The task: Search the material for the string "Comparision" and copy each line where it occurs.

=== Dataset rows ===

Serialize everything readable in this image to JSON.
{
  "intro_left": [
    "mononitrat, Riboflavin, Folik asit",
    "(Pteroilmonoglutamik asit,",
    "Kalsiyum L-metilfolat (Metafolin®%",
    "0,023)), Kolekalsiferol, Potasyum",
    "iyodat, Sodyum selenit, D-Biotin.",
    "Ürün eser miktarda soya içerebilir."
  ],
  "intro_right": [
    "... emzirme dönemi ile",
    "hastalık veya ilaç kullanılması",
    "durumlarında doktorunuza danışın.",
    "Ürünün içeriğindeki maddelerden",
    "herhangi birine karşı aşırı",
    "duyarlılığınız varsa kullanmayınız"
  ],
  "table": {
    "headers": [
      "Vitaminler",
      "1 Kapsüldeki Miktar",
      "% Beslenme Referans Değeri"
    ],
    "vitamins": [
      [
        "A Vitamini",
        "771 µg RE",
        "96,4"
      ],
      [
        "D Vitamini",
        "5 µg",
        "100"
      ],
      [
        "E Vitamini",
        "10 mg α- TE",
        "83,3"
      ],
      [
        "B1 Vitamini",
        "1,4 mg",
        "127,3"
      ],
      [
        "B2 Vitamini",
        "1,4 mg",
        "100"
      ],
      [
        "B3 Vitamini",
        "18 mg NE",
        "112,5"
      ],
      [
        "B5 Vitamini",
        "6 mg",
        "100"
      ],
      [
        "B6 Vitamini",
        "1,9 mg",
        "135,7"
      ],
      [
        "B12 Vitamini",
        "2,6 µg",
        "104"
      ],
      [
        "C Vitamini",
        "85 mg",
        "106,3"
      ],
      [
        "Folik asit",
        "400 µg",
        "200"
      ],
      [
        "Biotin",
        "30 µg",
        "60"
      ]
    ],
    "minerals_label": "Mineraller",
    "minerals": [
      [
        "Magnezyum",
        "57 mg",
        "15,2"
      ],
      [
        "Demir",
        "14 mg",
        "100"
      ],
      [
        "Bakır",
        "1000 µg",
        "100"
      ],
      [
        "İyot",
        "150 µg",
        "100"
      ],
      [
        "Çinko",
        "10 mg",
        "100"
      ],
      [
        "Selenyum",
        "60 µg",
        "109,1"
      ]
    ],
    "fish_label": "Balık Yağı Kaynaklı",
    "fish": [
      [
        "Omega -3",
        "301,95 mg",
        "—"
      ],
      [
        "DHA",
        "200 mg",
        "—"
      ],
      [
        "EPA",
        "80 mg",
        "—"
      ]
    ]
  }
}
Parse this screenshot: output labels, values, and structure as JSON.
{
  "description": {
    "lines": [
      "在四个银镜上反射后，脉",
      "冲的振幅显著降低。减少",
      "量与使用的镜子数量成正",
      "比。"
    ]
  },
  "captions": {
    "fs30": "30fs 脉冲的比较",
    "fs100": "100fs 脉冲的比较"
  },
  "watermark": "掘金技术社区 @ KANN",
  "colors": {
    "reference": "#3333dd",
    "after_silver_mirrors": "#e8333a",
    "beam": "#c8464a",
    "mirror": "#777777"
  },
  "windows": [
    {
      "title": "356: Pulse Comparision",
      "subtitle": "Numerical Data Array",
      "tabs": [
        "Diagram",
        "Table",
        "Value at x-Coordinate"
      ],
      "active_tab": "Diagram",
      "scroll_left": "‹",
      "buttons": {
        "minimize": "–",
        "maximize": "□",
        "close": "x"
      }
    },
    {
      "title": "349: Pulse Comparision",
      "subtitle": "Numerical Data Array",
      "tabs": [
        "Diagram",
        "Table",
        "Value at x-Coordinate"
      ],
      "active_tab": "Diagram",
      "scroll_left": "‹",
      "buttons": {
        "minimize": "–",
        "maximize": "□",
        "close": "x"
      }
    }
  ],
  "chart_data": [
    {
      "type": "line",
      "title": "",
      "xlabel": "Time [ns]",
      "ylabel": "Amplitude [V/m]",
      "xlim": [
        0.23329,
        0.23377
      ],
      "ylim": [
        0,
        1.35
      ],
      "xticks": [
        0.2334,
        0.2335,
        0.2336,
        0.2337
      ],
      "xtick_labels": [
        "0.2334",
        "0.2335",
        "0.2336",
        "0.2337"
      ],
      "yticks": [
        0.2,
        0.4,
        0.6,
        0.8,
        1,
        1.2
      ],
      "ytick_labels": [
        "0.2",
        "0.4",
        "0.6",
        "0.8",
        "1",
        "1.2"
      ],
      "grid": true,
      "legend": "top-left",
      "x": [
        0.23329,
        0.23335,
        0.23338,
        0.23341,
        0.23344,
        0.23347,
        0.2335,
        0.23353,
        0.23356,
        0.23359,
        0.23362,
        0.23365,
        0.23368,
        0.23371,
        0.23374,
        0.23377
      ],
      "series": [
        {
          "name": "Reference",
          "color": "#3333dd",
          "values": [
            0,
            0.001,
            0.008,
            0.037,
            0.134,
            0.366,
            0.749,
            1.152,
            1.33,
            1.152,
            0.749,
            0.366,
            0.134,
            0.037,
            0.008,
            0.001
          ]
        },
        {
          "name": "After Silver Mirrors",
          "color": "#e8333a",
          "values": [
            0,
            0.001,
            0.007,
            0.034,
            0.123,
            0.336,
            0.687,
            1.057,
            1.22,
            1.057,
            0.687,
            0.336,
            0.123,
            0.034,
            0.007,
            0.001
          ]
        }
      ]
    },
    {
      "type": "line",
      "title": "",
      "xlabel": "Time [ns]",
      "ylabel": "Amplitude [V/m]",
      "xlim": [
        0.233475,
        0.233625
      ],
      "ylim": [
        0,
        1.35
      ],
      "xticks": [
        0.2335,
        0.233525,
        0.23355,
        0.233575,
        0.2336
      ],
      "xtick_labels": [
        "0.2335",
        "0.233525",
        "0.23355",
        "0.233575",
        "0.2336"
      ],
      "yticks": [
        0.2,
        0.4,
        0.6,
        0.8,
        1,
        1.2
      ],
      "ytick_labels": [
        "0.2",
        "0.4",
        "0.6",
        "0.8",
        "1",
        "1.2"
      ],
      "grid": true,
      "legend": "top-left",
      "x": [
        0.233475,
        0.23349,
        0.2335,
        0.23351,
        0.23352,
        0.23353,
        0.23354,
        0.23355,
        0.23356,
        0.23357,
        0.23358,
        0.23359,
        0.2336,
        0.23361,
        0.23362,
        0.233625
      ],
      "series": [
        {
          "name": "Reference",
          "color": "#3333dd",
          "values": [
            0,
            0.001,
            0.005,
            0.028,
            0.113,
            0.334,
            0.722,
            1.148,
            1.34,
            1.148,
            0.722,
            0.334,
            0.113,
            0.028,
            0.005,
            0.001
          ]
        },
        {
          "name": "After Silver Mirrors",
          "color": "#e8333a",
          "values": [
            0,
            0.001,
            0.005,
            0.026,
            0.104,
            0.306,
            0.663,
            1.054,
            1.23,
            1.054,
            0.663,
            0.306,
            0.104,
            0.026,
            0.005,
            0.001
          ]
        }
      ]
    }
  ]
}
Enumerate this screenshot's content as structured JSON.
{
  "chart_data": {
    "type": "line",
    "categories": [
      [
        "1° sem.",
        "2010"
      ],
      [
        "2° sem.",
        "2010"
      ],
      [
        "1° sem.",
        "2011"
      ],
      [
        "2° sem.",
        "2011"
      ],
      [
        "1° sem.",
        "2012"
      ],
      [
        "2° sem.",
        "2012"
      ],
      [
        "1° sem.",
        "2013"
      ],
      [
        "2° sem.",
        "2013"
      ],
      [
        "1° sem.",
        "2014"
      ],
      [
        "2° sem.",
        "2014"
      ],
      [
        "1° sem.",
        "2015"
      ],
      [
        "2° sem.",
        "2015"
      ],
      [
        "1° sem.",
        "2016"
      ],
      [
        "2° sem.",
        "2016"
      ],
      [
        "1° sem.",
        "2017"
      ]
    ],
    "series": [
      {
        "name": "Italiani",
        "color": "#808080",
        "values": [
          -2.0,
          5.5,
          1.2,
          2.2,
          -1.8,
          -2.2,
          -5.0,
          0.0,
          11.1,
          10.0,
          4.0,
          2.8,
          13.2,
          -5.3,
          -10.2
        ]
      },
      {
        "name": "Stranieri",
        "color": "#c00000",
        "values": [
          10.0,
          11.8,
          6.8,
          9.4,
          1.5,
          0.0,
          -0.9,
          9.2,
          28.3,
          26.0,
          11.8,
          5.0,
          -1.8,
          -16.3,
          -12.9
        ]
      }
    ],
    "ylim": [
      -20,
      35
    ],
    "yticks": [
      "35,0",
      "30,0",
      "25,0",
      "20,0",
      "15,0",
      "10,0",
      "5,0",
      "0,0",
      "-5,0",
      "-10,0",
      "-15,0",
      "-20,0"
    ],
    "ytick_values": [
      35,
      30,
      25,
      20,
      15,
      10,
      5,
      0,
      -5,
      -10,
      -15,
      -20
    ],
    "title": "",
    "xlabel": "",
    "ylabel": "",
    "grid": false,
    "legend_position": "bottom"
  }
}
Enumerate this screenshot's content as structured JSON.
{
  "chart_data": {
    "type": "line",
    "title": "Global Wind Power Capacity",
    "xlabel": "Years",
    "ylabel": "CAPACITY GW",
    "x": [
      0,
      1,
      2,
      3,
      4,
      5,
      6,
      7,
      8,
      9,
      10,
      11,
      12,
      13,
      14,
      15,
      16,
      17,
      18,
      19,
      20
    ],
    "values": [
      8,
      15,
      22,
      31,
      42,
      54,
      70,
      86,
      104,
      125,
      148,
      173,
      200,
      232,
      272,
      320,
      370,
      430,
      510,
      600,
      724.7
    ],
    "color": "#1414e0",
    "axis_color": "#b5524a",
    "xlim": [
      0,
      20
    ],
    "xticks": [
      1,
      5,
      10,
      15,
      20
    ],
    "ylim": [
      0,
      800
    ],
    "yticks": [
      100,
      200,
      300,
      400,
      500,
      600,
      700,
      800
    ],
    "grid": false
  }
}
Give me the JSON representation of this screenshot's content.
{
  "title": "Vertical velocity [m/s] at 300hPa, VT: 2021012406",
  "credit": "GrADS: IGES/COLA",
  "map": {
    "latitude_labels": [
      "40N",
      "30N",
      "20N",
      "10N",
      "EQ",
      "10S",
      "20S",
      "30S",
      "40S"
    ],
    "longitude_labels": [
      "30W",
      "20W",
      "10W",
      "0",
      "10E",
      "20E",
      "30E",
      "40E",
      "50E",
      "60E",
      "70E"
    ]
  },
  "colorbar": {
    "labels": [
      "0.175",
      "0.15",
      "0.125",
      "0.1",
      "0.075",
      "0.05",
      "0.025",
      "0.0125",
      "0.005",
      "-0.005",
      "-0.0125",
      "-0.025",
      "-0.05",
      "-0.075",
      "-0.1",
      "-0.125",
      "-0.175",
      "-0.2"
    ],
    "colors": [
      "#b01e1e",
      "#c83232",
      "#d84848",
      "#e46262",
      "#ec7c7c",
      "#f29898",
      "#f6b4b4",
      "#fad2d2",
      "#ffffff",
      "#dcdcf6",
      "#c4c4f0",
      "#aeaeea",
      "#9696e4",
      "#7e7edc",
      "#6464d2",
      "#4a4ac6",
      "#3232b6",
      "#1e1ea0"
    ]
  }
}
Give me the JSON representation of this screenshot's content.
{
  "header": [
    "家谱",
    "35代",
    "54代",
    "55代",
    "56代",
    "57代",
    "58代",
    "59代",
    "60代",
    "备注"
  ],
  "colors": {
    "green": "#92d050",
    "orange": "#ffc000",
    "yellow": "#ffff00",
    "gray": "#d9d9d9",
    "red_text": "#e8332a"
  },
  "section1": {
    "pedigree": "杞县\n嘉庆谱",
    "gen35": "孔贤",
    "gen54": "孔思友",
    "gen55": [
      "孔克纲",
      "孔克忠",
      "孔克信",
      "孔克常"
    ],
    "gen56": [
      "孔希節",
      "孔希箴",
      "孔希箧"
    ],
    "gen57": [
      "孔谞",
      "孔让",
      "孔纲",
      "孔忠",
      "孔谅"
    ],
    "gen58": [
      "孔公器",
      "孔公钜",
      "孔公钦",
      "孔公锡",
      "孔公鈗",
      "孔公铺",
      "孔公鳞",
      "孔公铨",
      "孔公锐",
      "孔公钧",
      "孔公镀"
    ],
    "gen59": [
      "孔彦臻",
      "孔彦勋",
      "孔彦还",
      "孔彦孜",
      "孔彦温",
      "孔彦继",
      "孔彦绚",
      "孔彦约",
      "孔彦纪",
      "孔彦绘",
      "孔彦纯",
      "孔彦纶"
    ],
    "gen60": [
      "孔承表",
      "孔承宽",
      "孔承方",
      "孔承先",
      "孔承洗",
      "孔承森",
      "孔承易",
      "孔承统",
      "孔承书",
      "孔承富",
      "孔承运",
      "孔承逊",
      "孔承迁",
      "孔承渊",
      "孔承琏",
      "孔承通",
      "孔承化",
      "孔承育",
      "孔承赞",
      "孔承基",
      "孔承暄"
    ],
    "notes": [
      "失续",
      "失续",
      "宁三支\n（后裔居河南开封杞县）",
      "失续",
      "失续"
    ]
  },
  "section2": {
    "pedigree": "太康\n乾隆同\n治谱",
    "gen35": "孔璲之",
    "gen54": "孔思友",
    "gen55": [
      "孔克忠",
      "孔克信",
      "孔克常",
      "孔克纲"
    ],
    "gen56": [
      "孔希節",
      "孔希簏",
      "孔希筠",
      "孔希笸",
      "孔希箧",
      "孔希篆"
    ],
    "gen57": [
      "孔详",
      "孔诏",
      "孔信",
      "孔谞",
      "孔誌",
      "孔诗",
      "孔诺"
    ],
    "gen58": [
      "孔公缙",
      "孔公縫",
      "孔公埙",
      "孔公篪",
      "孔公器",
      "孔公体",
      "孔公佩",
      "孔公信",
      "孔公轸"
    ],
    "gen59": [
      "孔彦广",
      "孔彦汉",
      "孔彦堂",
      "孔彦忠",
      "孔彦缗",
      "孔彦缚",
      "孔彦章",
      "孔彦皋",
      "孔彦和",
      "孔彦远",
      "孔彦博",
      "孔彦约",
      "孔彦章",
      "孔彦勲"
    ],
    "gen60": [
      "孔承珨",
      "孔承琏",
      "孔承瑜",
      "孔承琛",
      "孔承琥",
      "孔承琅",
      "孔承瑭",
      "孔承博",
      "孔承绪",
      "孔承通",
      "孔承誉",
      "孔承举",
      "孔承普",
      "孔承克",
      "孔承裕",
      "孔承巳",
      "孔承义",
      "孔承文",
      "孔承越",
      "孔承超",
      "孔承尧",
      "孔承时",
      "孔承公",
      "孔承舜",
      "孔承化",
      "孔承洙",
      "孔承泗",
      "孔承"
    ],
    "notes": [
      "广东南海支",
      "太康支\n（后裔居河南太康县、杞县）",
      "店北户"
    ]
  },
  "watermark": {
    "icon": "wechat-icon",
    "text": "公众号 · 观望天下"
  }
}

===

Complete answer:
      "title": "356: Pulse Comparision",
      "title": "349: Pulse Comparision",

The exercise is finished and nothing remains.